-- REQUIRED TASK A --
List every citation key that appears in the passage on bottom-up grouping approaches.
-- REQUIRED TASK B --
In the passage on bottom-up grouping approaches, how are intermediate proposals evaluated in the work cited as praveen07?

begin DOCUMENT SEGMENT

One of the earliest approaches in this vein was the idea of ``body plans''
\citep{bodyplans}, models of object layout defining what parts of an object can
be grouped together, at what stage of grouping, and how. This idea was
revisited in \citep{mori04}, which supports a heuristic set of rules to group
superpixels into limbs, then combine limbs into partial and finally full
configurations. \citet{praveen07} furthered this line of work by evaluating
intermediate proposals by shape matching against a database of exemplar shapes
for each stage.
The bottom-up approach holds potential for more powerful representations of
large collections of parts than local parts-based models. On the other hand,
the inference procedure in all these works is greedy and hand-tuned or learned
at each grouping stage separately. It's not clear what exact cost function is
being minimized, or whether they reach a global or local solution.

end DOCUMENT SEGMENT
begin RECORDED INFORMATION

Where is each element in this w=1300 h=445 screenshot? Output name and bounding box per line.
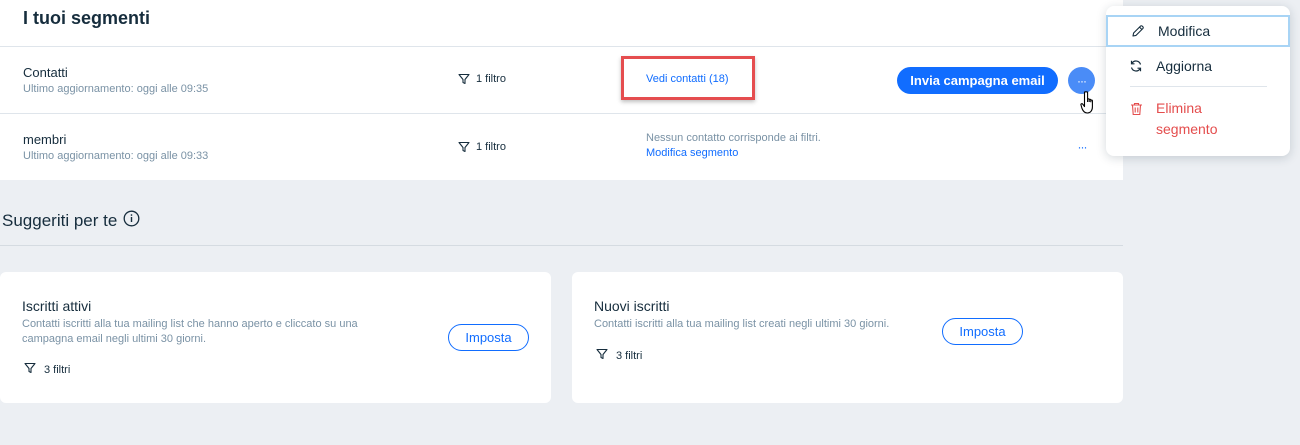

end RECORDED INFORMATION

-- WORKED SOLUTION A --
bodyplans
mori04
praveen07

-- WORKED SOLUTION B --
By shape matching against a database of exemplar shapes for each stage.